● CHALLENGE: Go through the data below and copy it exactly, skipping every picture.
### DATA TO USE
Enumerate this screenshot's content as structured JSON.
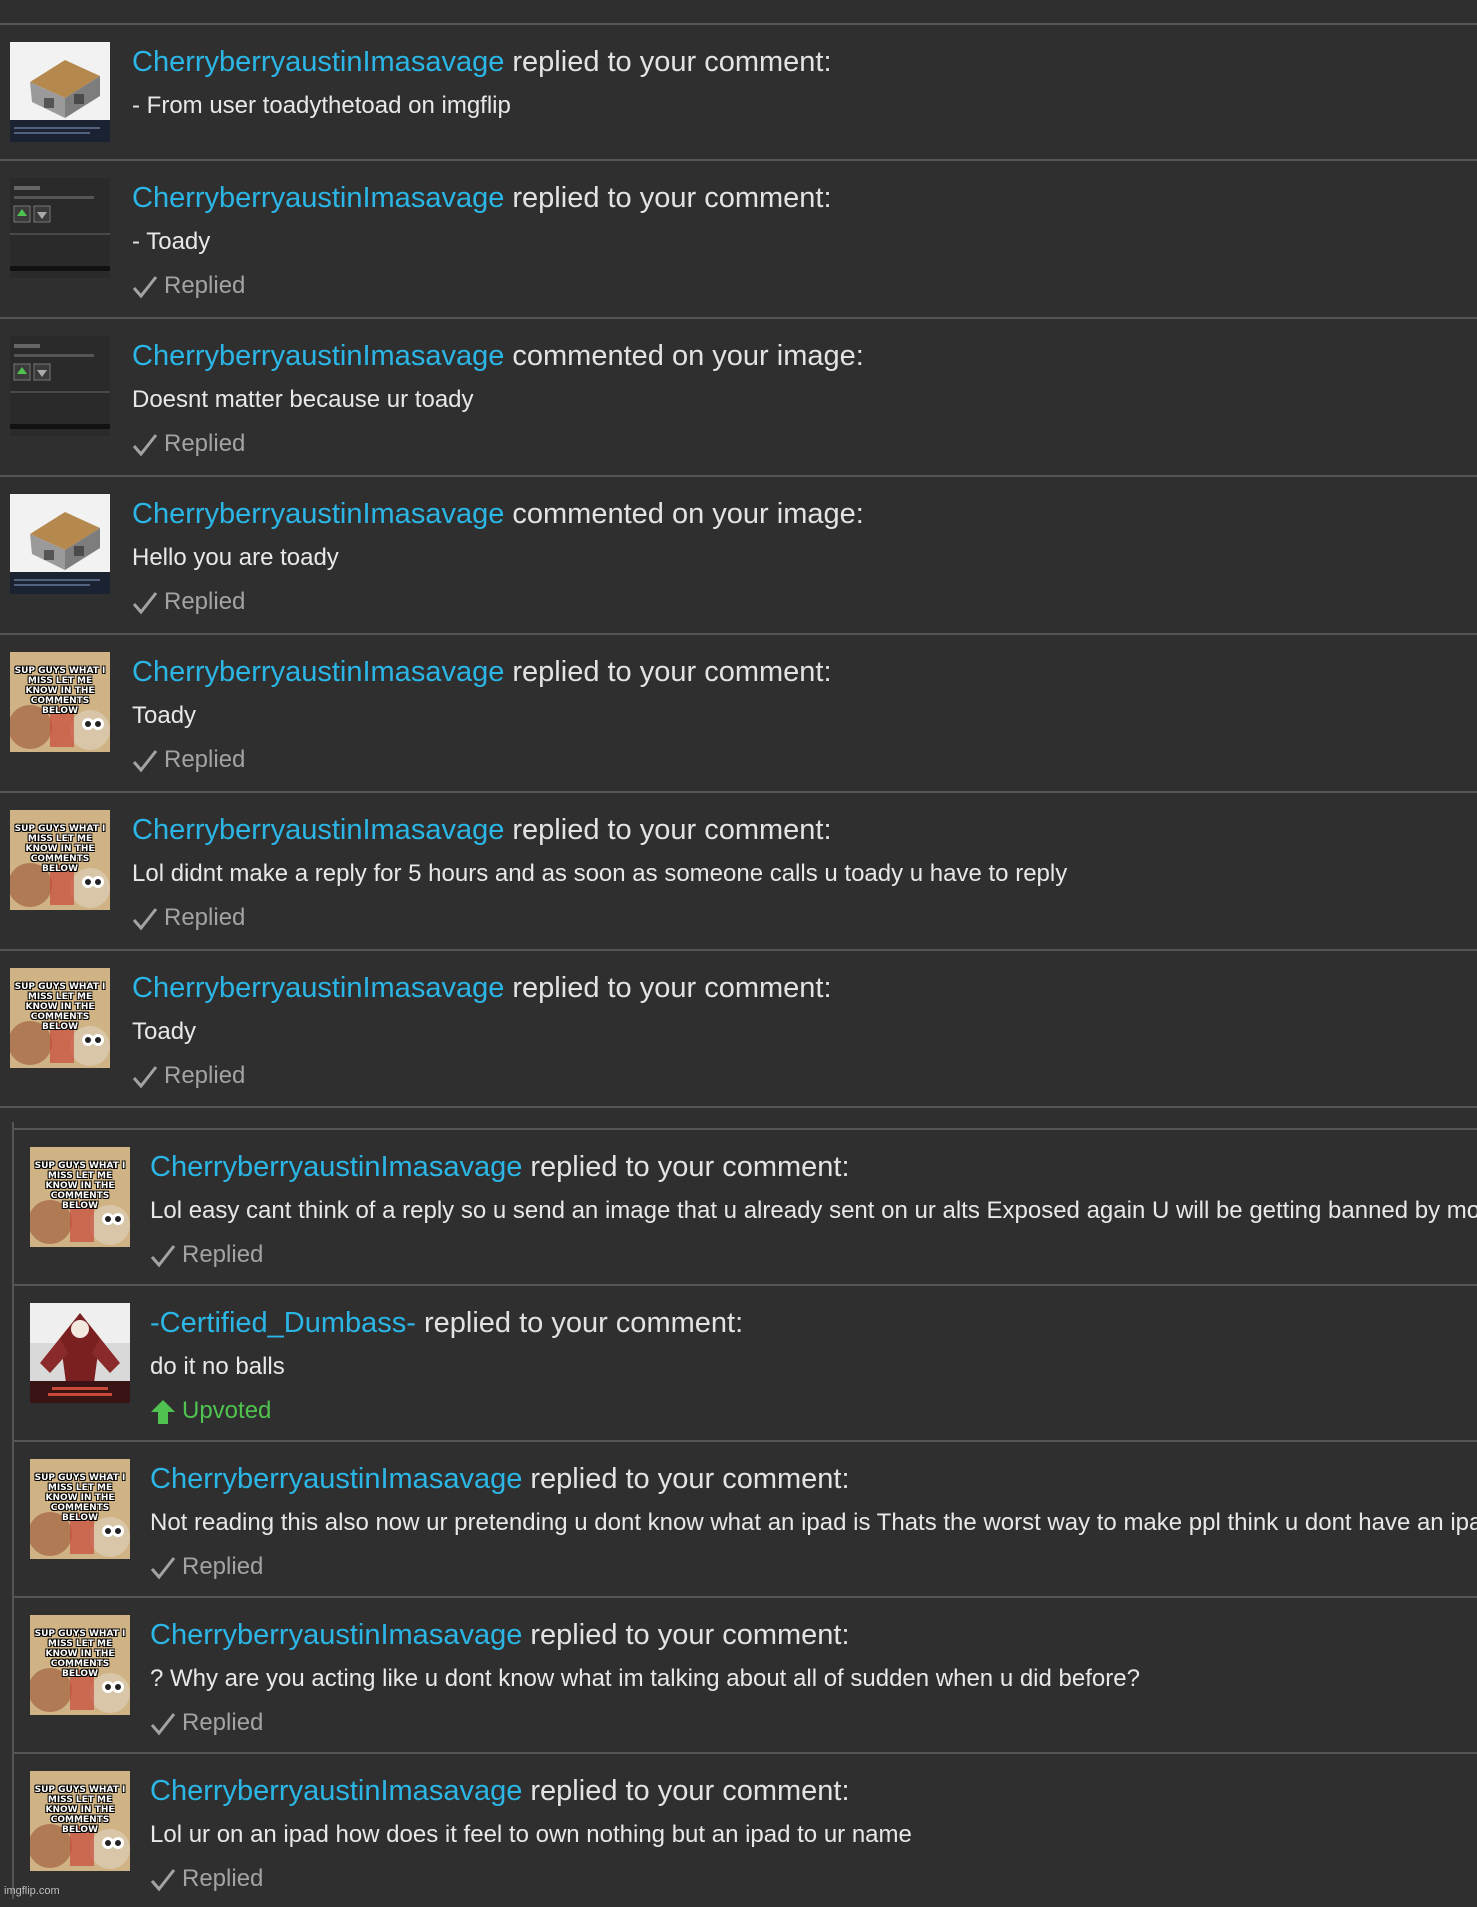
{
  "notifications": [
    {
      "user": "CherryberryaustinImasavage",
      "action": "replied to your comment:",
      "text": "- From user toadythetoad on imgflip",
      "status": "",
      "thumb": "house"
    },
    {
      "user": "CherryberryaustinImasavage",
      "action": "replied to your comment:",
      "text": "- Toady",
      "status": "Replied",
      "thumb": "screen"
    },
    {
      "user": "CherryberryaustinImasavage",
      "action": "commented on your image:",
      "text": "Doesnt matter because ur toady",
      "status": "Replied",
      "thumb": "screen"
    },
    {
      "user": "CherryberryaustinImasavage",
      "action": "commented on your image:",
      "text": "Hello you are toady",
      "status": "Replied",
      "thumb": "house"
    },
    {
      "user": "CherryberryaustinImasavage",
      "action": "replied to your comment:",
      "text": "Toady",
      "status": "Replied",
      "thumb": "meme"
    },
    {
      "user": "CherryberryaustinImasavage",
      "action": "replied to your comment:",
      "text": "Lol didnt make a reply for 5 hours and as soon as someone calls u toady u have to reply",
      "status": "Replied",
      "thumb": "meme"
    },
    {
      "user": "CherryberryaustinImasavage",
      "action": "replied to your comment:",
      "text": "Toady",
      "status": "Replied",
      "thumb": "meme"
    },
    {
      "user": "CherryberryaustinImasavage",
      "action": "replied to your comment:",
      "text": "Lol easy cant think of a reply so u send an image that u already sent on ur alts Exposed again U will be getting banned by mo",
      "status": "Replied",
      "thumb": "meme"
    },
    {
      "user": "-Certified_Dumbass-",
      "action": "replied to your comment:",
      "text": "do it no balls",
      "status": "Upvoted",
      "thumb": "demon"
    },
    {
      "user": "CherryberryaustinImasavage",
      "action": "replied to your comment:",
      "text": "Not reading this also now ur pretending u dont know what an ipad is Thats the worst way to make ppl think u dont have an ipa",
      "status": "Replied",
      "thumb": "meme"
    },
    {
      "user": "CherryberryaustinImasavage",
      "action": "replied to your comment:",
      "text": "? Why are you acting like u dont know what im talking about all of sudden when u did before?",
      "status": "Replied",
      "thumb": "meme"
    },
    {
      "user": "CherryberryaustinImasavage",
      "action": "replied to your comment:",
      "text": "Lol ur on an ipad how does it feel to own nothing but an ipad to ur name",
      "status": "Replied",
      "thumb": "meme"
    }
  ],
  "meme_caption": "SUP GUYS WHAT I MISS LET ME KNOW IN THE COMMENTS BELOW",
  "screenshot_thumb": {
    "by": "by: glory",
    "stats": "0 views, 2 upvotes, 10 com"
  },
  "watermark": "imgflip.com",
  "colors": {
    "background": "#2f2f2f",
    "username": "#2bb6e6",
    "replied": "#a3a3a3",
    "upvoted": "#4fc24f",
    "divider": "#555555"
  }
}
######
● EXERCISE RESPONSE:
Enumerate this screenshot's content as structured JSON.
{
  "notifications": [
    {
      "user": "CherryberryaustinImasavage",
      "action": "replied to your comment:",
      "text": "- From user toadythetoad on imgflip",
      "status": "",
      "thumb": "house"
    },
    {
      "user": "CherryberryaustinImasavage",
      "action": "replied to your comment:",
      "text": "- Toady",
      "status": "Replied",
      "thumb": "screen"
    },
    {
      "user": "CherryberryaustinImasavage",
      "action": "commented on your image:",
      "text": "Doesnt matter because ur toady",
      "status": "Replied",
      "thumb": "screen"
    },
    {
      "user": "CherryberryaustinImasavage",
      "action": "commented on your image:",
      "text": "Hello you are toady",
      "status": "Replied",
      "thumb": "house"
    },
    {
      "user": "CherryberryaustinImasavage",
      "action": "replied to your comment:",
      "text": "Toady",
      "status": "Replied",
      "thumb": "meme"
    },
    {
      "user": "CherryberryaustinImasavage",
      "action": "replied to your comment:",
      "text": "Lol didnt make a reply for 5 hours and as soon as someone calls u toady u have to reply",
      "status": "Replied",
      "thumb": "meme"
    },
    {
      "user": "CherryberryaustinImasavage",
      "action": "replied to your comment:",
      "text": "Toady",
      "status": "Replied",
      "thumb": "meme"
    },
    {
      "user": "CherryberryaustinImasavage",
      "action": "replied to your comment:",
      "text": "Lol easy cant think of a reply so u send an image that u already sent on ur alts Exposed again U will be getting banned by mo",
      "status": "Replied",
      "thumb": "meme"
    },
    {
      "user": "-Certified_Dumbass-",
      "action": "replied to your comment:",
      "text": "do it no balls",
      "status": "Upvoted",
      "thumb": "demon"
    },
    {
      "user": "CherryberryaustinImasavage",
      "action": "replied to your comment:",
      "text": "Not reading this also now ur pretending u dont know what an ipad is Thats the worst way to make ppl think u dont have an ipa",
      "status": "Replied",
      "thumb": "meme"
    },
    {
      "user": "CherryberryaustinImasavage",
      "action": "replied to your comment:",
      "text": "? Why are you acting like u dont know what im talking about all of sudden when u did before?",
      "status": "Replied",
      "thumb": "meme"
    },
    {
      "user": "CherryberryaustinImasavage",
      "action": "replied to your comment:",
      "text": "Lol ur on an ipad how does it feel to own nothing but an ipad to ur name",
      "status": "Replied",
      "thumb": "meme"
    }
  ],
  "meme_caption": "SUP GUYS WHAT I MISS LET ME KNOW IN THE COMMENTS BELOW",
  "screenshot_thumb": {
    "by": "by: glory",
    "stats": "0 views, 2 upvotes, 10 com"
  },
  "watermark": "imgflip.com",
  "colors": {
    "background": "#2f2f2f",
    "username": "#2bb6e6",
    "replied": "#a3a3a3",
    "upvoted": "#4fc24f",
    "divider": "#555555"
  }
}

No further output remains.